• Requirement
Please work out how many lines in the material contain "AISI" and give only that figure.

• Records for the exercise
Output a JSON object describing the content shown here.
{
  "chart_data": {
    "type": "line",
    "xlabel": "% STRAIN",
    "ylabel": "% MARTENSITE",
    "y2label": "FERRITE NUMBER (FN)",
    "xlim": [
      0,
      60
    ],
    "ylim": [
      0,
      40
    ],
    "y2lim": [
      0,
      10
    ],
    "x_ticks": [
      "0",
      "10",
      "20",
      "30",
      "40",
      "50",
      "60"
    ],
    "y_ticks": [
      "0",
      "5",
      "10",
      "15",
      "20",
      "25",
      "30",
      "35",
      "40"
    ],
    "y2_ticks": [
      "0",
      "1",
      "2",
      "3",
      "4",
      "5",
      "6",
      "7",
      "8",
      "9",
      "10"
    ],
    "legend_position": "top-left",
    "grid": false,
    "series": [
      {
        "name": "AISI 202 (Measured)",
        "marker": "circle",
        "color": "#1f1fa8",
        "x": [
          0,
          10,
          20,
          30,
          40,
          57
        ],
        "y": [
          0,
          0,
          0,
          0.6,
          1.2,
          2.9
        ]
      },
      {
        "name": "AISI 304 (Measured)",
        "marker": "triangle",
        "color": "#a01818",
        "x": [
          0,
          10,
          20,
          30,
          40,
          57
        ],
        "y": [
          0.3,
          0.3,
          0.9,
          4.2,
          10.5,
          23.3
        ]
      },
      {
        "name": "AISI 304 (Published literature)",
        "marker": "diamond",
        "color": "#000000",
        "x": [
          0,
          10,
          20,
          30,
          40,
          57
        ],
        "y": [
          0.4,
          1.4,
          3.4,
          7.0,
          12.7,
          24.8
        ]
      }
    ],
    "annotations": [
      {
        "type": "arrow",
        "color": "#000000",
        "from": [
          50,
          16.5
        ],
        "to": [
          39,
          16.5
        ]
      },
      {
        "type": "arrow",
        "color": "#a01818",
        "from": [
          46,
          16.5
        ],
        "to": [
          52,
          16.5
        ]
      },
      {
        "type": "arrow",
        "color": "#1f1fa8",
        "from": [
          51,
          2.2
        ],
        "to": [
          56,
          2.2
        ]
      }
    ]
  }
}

• Written answer
3